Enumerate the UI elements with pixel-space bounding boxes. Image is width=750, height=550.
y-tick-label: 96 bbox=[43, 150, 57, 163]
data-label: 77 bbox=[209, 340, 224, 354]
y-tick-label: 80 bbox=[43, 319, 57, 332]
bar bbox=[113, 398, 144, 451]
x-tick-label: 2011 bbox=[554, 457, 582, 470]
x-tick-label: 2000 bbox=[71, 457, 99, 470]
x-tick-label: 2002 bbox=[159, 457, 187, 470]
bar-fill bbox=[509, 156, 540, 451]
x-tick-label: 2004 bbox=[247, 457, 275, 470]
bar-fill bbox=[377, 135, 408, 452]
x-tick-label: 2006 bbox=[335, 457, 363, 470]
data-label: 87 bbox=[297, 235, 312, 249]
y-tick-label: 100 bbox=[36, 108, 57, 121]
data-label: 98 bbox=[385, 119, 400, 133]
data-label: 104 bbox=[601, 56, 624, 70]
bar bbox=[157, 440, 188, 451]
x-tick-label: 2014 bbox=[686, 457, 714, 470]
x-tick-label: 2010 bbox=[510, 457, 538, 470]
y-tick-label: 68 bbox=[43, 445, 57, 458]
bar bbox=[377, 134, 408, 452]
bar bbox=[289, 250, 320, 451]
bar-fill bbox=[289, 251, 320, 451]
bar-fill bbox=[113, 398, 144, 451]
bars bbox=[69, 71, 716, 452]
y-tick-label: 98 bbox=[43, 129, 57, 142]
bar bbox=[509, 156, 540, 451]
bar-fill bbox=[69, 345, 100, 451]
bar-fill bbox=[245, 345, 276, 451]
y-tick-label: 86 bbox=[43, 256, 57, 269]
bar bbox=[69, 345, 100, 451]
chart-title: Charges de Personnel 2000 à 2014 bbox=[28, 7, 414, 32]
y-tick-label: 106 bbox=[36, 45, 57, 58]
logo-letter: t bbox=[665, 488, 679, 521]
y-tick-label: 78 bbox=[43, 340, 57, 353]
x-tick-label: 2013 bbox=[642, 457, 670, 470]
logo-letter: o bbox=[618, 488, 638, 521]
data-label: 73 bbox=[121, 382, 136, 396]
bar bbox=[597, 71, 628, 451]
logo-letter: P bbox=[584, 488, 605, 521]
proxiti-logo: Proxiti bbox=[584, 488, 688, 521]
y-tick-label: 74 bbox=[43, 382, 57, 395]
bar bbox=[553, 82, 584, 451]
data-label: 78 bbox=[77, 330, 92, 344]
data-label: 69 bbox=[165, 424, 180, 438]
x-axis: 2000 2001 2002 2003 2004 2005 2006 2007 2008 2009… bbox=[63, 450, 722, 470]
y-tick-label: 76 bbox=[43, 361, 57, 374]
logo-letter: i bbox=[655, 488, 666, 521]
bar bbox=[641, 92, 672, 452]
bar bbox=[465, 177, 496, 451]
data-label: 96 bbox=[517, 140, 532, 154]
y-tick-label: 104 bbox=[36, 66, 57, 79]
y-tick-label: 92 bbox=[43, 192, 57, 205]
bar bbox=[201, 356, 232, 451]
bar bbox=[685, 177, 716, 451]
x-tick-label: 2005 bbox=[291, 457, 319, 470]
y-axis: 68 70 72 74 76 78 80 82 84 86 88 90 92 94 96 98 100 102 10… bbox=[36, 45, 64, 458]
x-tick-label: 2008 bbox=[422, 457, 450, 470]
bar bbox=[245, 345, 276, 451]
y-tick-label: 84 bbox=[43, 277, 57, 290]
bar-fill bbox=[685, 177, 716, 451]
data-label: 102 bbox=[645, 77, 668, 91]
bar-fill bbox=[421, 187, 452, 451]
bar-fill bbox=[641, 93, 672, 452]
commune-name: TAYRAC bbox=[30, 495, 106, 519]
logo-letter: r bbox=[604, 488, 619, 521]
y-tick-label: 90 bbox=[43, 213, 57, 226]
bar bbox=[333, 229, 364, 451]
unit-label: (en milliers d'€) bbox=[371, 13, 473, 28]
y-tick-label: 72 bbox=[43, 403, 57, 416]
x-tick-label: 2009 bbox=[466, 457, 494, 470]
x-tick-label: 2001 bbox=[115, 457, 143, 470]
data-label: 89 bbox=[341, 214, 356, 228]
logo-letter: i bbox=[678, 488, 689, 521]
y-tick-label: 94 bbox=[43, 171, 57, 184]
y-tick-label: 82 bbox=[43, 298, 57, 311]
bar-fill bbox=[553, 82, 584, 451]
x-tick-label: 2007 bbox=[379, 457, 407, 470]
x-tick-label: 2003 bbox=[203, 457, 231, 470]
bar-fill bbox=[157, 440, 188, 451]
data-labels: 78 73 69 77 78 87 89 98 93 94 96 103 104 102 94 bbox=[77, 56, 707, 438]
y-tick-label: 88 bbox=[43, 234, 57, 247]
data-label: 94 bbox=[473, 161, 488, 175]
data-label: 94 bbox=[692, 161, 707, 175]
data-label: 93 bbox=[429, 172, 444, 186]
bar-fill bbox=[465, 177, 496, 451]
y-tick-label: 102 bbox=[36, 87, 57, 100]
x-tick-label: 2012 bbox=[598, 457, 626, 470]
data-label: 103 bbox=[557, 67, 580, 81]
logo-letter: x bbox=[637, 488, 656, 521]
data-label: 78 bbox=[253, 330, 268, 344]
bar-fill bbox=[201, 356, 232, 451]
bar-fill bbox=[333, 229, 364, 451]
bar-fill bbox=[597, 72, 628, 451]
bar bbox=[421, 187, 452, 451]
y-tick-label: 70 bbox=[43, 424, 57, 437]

──────────

● EXERCISE REQUIREMENTS
Put every line of the records above into a JSON list of strings, one string per line, and omit any blank lines.

● WRITTEN REPLY
[
  "Enumerate the UI elements with pixel-space bounding boxes. Image is width=750, height=550.",
  "y-tick-label: 96 bbox=[43, 150, 57, 163]",
  "data-label: 77 bbox=[209, 340, 224, 354]",
  "y-tick-label: 80 bbox=[43, 319, 57, 332]",
  "bar bbox=[113, 398, 144, 451]",
  "x-tick-label: 2011 bbox=[554, 457, 582, 470]",
  "x-tick-label: 2000 bbox=[71, 457, 99, 470]",
  "x-tick-label: 2002 bbox=[159, 457, 187, 470]",
  "bar-fill bbox=[509, 156, 540, 451]",
  "x-tick-label: 2004 bbox=[247, 457, 275, 470]",
  "bar-fill bbox=[377, 135, 408, 452]",
  "x-tick-label: 2006 bbox=[335, 457, 363, 470]",
  "data-label: 87 bbox=[297, 235, 312, 249]",
  "y-tick-label: 100 bbox=[36, 108, 57, 121]",
  "data-label: 98 bbox=[385, 119, 400, 133]",
  "data-label: 104 bbox=[601, 56, 624, 70]",
  "bar bbox=[157, 440, 188, 451]",
  "x-tick-label: 2014 bbox=[686, 457, 714, 470]",
  "x-tick-label: 2010 bbox=[510, 457, 538, 470]",
  "y-tick-label: 68 bbox=[43, 445, 57, 458]",
  "bar bbox=[377, 134, 408, 452]",
  "bar bbox=[289, 250, 320, 451]",
  "bar-fill bbox=[289, 251, 320, 451]",
  "bar-fill bbox=[113, 398, 144, 451]",
  "bars bbox=[69, 71, 716, 452]",
  "y-tick-label: 98 bbox=[43, 129, 57, 142]",
  "bar bbox=[509, 156, 540, 451]",
  "bar-fill bbox=[69, 345, 100, 451]",
  "bar-fill bbox=[245, 345, 276, 451]",
  "y-tick-label: 86 bbox=[43, 256, 57, 269]",
  "bar bbox=[69, 345, 100, 451]",
  "chart-title: Charges de Personnel 2000 à 2014 bbox=[28, 7, 414, 32]",
  "y-tick-label: 106 bbox=[36, 45, 57, 58]",
  "logo-letter: t bbox=[665, 488, 679, 521]",
  "y-tick-label: 78 bbox=[43, 340, 57, 353]",
  "x-tick-label: 2013 bbox=[642, 457, 670, 470]",
  "logo-letter: o bbox=[618, 488, 638, 521]",
  "data-label: 73 bbox=[121, 382, 136, 396]",
  "bar bbox=[597, 71, 628, 451]",
  "logo-letter: P bbox=[584, 488, 605, 521]",
  "proxiti-logo: Proxiti bbox=[584, 488, 688, 521]",
  "y-tick-label: 74 bbox=[43, 382, 57, 395]",
  "bar bbox=[553, 82, 584, 451]",
  "data-label: 78 bbox=[77, 330, 92, 344]",
  "data-label: 69 bbox=[165, 424, 180, 438]",
  "x-axis: 2000 2001 2002 2003 2004 2005 2006 2007 2008 2009… bbox=[63, 450, 722, 470]",
  "y-tick-label: 76 bbox=[43, 361, 57, 374]",
  "logo-letter: i bbox=[655, 488, 666, 521]",
  "bar bbox=[641, 92, 672, 452]",
  "bar bbox=[465, 177, 496, 451]",
  "data-label: 96 bbox=[517, 140, 532, 154]",
  "y-tick-label: 104 bbox=[36, 66, 57, 79]",
  "y-tick-label: 92 bbox=[43, 192, 57, 205]",
  "bar bbox=[201, 356, 232, 451]",
  "bar bbox=[685, 177, 716, 451]",
  "x-tick-label: 2005 bbox=[291, 457, 319, 470]",
  "y-axis: 68 70 72 74 76 78 80 82 84 86 88 90 92 94 96 98 100 102 10… bbox=[36, 45, 64, 458]",
  "x-tick-label: 2008 bbox=[422, 457, 450, 470]",
  "bar bbox=[245, 345, 276, 451]",
  "y-tick-label: 84 bbox=[43, 277, 57, 290]",
  "bar-fill bbox=[685, 177, 716, 451]",
  "data-label: 102 bbox=[645, 77, 668, 91]",
  "bar-fill bbox=[421, 187, 452, 451]",
  "bar-fill bbox=[641, 93, 672, 452]",
  "commune-name: TAYRAC bbox=[30, 495, 106, 519]",
  "logo-letter: r bbox=[604, 488, 619, 521]",
  "y-tick-label: 90 bbox=[43, 213, 57, 226]",
  "bar bbox=[333, 229, 364, 451]",
  "unit-label: (en milliers d'€) bbox=[371, 13, 473, 28]",
  "y-tick-label: 72 bbox=[43, 403, 57, 416]",
  "x-tick-label: 2009 bbox=[466, 457, 494, 470]",
  "x-tick-label: 2001 bbox=[115, 457, 143, 470]",
  "data-label: 89 bbox=[341, 214, 356, 228]",
  "logo-letter: i bbox=[678, 488, 689, 521]",
  "y-tick-label: 94 bbox=[43, 171, 57, 184]",
  "y-tick-label: 82 bbox=[43, 298, 57, 311]",
  "bar-fill bbox=[553, 82, 584, 451]",
  "x-tick-label: 2007 bbox=[379, 457, 407, 470]",
  "x-tick-label: 2003 bbox=[203, 457, 231, 470]",
  "bar-fill bbox=[157, 440, 188, 451]",
  "data-labels: 78 73 69 77 78 87 89 98 93 94 96 103 104 102 94 bbox=[77, 56, 707, 438]",
  "y-tick-label: 88 bbox=[43, 234, 57, 247]",
  "data-label: 94 bbox=[473, 161, 488, 175]",
  "data-label: 94 bbox=[692, 161, 707, 175]",
  "data-label: 93 bbox=[429, 172, 444, 186]",
  "bar-fill bbox=[465, 177, 496, 451]",
  "y-tick-label: 102 bbox=[36, 87, 57, 100]",
  "x-tick-label: 2012 bbox=[598, 457, 626, 470]",
  "data-label: 103 bbox=[557, 67, 580, 81]",
  "logo-letter: x bbox=[637, 488, 656, 521]",
  "data-label: 78 bbox=[253, 330, 268, 344]",
  "bar-fill bbox=[201, 356, 232, 451]",
  "bar-fill bbox=[333, 229, 364, 451]",
  "bar-fill bbox=[597, 72, 628, 451]",
  "bar bbox=[421, 187, 452, 451]",
  "y-tick-label: 70 bbox=[43, 424, 57, 437]"
]